§ **GIVEN REQUEST**: Emit the entire listing verbatim.

§ **RECORDED INFORMATION**:

• • • •

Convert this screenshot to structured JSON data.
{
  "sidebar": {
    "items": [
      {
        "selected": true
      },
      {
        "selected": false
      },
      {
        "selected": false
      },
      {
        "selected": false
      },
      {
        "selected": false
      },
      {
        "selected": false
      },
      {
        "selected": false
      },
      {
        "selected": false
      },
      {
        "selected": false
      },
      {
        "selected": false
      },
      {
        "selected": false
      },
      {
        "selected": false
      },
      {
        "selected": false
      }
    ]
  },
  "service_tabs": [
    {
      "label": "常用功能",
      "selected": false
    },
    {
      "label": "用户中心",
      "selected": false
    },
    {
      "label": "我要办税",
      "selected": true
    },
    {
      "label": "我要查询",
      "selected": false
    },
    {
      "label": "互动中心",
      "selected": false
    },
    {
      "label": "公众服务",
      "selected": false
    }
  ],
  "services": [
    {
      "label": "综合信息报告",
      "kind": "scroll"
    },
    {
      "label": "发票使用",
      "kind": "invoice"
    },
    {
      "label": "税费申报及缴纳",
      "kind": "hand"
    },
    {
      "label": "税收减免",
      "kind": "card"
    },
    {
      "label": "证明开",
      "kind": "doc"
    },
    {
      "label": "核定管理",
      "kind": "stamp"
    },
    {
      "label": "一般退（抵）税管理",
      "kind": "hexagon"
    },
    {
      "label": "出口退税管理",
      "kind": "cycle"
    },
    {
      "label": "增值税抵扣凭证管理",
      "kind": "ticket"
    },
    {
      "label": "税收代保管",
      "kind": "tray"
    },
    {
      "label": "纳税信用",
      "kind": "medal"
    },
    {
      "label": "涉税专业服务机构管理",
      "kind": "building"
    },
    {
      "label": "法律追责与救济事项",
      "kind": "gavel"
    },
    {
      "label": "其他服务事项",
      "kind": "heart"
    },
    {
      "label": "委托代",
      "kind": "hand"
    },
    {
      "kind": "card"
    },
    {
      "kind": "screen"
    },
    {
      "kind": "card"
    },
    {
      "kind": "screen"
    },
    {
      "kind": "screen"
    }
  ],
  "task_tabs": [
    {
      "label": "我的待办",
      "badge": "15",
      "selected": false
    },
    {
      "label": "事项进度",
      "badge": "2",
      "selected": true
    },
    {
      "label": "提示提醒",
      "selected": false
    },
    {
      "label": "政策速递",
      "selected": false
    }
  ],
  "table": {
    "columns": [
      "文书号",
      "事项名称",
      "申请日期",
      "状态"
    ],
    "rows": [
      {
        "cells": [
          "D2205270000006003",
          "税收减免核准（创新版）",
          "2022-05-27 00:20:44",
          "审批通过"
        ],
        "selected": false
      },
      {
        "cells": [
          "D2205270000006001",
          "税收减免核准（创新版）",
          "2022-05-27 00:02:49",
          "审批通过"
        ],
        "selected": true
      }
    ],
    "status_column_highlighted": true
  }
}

• • • •

§ **SOLUTION TO THIS EXERCISE**:
Convert this screenshot to structured JSON data.
{
  "sidebar": {
    "items": [
      {
        "selected": true
      },
      {
        "selected": false
      },
      {
        "selected": false
      },
      {
        "selected": false
      },
      {
        "selected": false
      },
      {
        "selected": false
      },
      {
        "selected": false
      },
      {
        "selected": false
      },
      {
        "selected": false
      },
      {
        "selected": false
      },
      {
        "selected": false
      },
      {
        "selected": false
      },
      {
        "selected": false
      }
    ]
  },
  "service_tabs": [
    {
      "label": "常用功能",
      "selected": false
    },
    {
      "label": "用户中心",
      "selected": false
    },
    {
      "label": "我要办税",
      "selected": true
    },
    {
      "label": "我要查询",
      "selected": false
    },
    {
      "label": "互动中心",
      "selected": false
    },
    {
      "label": "公众服务",
      "selected": false
    }
  ],
  "services": [
    {
      "label": "综合信息报告",
      "kind": "scroll"
    },
    {
      "label": "发票使用",
      "kind": "invoice"
    },
    {
      "label": "税费申报及缴纳",
      "kind": "hand"
    },
    {
      "label": "税收减免",
      "kind": "card"
    },
    {
      "label": "证明开",
      "kind": "doc"
    },
    {
      "label": "核定管理",
      "kind": "stamp"
    },
    {
      "label": "一般退（抵）税管理",
      "kind": "hexagon"
    },
    {
      "label": "出口退税管理",
      "kind": "cycle"
    },
    {
      "label": "增值税抵扣凭证管理",
      "kind": "ticket"
    },
    {
      "label": "税收代保管",
      "kind": "tray"
    },
    {
      "label": "纳税信用",
      "kind": "medal"
    },
    {
      "label": "涉税专业服务机构管理",
      "kind": "building"
    },
    {
      "label": "法律追责与救济事项",
      "kind": "gavel"
    },
    {
      "label": "其他服务事项",
      "kind": "heart"
    },
    {
      "label": "委托代",
      "kind": "hand"
    },
    {
      "kind": "card"
    },
    {
      "kind": "screen"
    },
    {
      "kind": "card"
    },
    {
      "kind": "screen"
    },
    {
      "kind": "screen"
    }
  ],
  "task_tabs": [
    {
      "label": "我的待办",
      "badge": "15",
      "selected": false
    },
    {
      "label": "事项进度",
      "badge": "2",
      "selected": true
    },
    {
      "label": "提示提醒",
      "selected": false
    },
    {
      "label": "政策速递",
      "selected": false
    }
  ],
  "table": {
    "columns": [
      "文书号",
      "事项名称",
      "申请日期",
      "状态"
    ],
    "rows": [
      {
        "cells": [
          "D2205270000006003",
          "税收减免核准（创新版）",
          "2022-05-27 00:20:44",
          "审批通过"
        ],
        "selected": false
      },
      {
        "cells": [
          "D2205270000006001",
          "税收减免核准（创新版）",
          "2022-05-27 00:02:49",
          "审批通过"
        ],
        "selected": true
      }
    ],
    "status_column_highlighted": true
  }
}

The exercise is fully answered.